Exercise directions:
Gather up the lines with the word "Ishida" in them.

Extracted records:
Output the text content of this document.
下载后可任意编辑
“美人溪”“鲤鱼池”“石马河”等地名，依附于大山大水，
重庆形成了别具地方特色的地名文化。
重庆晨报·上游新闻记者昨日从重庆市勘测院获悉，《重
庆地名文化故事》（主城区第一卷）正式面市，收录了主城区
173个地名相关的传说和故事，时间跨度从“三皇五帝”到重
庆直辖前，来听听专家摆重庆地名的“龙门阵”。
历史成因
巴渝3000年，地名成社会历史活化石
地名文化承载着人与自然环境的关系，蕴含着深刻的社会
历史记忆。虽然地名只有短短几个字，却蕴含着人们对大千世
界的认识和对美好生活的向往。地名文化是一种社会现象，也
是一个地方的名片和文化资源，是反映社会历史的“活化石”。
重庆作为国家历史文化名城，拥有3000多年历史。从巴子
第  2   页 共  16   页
---
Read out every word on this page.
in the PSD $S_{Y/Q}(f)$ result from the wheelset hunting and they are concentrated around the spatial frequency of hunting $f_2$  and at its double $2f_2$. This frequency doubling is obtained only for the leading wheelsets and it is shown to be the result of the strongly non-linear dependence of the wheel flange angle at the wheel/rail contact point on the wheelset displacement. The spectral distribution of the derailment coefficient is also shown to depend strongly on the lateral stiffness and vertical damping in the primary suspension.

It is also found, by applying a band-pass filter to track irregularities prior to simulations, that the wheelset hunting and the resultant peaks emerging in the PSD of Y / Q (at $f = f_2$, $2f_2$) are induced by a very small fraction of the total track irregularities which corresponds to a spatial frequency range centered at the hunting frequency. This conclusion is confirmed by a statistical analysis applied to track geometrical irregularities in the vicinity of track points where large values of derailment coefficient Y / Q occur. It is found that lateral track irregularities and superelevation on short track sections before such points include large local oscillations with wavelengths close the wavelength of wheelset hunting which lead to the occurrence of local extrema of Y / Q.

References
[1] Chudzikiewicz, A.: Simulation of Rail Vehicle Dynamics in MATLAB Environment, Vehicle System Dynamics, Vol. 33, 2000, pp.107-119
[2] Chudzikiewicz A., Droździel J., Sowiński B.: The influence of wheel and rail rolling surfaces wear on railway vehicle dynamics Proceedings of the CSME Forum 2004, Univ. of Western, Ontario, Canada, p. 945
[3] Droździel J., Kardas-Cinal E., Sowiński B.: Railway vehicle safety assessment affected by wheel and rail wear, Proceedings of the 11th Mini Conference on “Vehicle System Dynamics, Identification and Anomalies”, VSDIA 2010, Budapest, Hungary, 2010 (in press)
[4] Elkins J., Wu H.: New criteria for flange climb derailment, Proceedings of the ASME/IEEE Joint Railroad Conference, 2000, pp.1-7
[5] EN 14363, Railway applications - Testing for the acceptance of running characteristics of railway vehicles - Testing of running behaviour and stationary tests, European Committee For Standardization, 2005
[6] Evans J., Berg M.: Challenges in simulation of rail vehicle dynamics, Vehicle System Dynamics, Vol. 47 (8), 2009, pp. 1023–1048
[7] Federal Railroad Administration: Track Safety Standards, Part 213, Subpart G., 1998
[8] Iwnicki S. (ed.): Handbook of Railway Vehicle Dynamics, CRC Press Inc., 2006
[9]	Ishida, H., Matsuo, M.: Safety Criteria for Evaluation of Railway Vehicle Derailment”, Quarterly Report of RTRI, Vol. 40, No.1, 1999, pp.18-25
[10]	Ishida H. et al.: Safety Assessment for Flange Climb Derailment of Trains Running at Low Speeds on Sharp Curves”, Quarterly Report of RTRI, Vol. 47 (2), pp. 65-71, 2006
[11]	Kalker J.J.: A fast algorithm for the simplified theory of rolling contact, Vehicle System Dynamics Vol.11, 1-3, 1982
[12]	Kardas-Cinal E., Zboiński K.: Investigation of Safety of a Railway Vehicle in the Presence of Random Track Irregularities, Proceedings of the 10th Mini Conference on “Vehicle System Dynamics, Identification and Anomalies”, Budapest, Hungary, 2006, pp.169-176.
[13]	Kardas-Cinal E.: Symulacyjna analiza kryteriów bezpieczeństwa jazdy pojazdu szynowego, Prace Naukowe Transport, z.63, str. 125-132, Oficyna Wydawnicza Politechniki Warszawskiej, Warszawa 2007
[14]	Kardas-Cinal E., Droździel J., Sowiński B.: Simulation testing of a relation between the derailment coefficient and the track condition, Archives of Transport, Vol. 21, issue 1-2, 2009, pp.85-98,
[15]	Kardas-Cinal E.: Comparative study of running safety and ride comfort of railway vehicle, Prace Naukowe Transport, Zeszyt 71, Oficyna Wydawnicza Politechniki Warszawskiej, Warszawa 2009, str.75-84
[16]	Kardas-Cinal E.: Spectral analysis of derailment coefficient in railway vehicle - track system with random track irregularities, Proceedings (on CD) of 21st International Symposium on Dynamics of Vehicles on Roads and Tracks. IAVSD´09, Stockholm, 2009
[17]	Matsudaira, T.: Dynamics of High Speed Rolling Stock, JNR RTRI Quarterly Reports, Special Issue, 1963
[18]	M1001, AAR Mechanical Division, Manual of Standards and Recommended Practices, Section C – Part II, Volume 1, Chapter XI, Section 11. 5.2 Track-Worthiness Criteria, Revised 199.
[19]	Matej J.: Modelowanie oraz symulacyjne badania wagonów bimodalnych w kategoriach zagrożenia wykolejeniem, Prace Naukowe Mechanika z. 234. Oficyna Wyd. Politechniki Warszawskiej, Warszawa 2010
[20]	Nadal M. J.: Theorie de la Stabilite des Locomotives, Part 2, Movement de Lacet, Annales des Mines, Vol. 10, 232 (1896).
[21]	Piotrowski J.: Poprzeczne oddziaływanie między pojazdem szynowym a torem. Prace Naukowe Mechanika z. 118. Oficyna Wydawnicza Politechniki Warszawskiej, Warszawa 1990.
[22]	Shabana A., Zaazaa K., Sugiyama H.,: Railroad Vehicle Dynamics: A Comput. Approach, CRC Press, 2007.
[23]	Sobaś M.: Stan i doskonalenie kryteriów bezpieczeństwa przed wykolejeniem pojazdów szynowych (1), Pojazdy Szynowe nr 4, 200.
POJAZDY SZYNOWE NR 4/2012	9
---
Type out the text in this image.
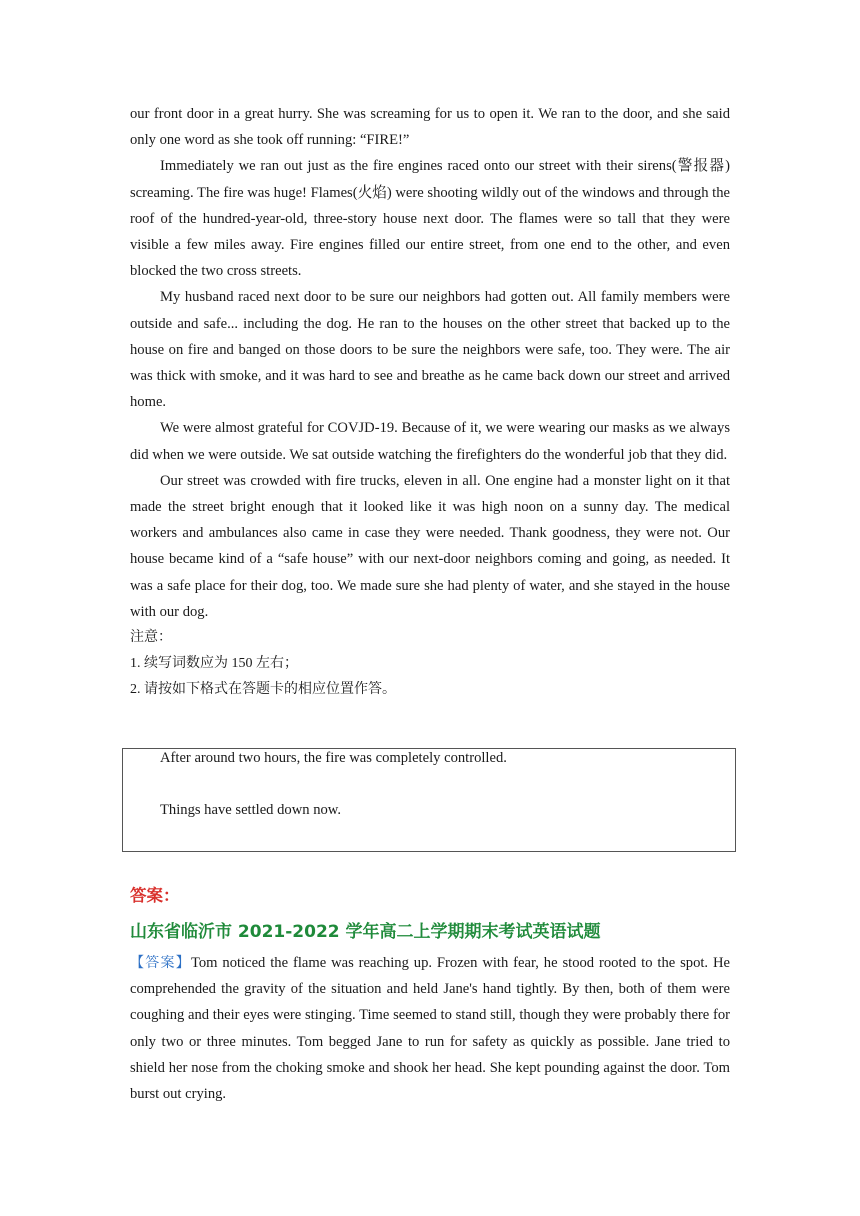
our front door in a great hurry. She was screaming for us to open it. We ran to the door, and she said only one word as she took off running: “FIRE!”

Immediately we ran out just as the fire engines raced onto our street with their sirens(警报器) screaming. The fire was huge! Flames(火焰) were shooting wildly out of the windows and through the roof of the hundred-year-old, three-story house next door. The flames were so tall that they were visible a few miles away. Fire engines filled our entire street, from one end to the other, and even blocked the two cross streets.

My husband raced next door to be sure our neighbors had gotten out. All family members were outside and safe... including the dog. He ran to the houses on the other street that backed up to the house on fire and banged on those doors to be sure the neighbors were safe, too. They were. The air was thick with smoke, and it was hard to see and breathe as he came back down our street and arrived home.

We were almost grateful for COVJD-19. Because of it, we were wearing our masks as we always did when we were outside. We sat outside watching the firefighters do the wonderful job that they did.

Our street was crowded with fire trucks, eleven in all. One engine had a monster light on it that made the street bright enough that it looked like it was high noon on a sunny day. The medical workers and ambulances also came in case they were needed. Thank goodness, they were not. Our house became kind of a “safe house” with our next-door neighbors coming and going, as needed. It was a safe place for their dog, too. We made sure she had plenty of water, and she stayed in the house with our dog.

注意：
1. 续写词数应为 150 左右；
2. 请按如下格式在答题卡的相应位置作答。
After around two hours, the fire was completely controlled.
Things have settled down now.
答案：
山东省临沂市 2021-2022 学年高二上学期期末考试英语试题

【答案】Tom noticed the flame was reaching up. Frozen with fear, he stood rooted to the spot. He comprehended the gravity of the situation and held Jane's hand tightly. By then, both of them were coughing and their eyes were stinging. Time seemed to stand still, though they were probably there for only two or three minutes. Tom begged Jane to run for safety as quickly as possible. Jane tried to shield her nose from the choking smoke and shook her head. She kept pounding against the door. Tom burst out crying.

Exercise answer:
[9]	Ishida, H., Matsuo, M.: Safety Criteria for Evaluation of Railway Vehicle Derailment”, Quarterly Report of RTRI, Vol. 40, No.1, 1999, pp.18-25
[10]	Ishida H. et al.: Safety Assessment for Flange Climb Derailment of Trains Running at Low Speeds on Sharp Curves”, Quarterly Report of RTRI, Vol. 47 (2), pp. 65-71, 2006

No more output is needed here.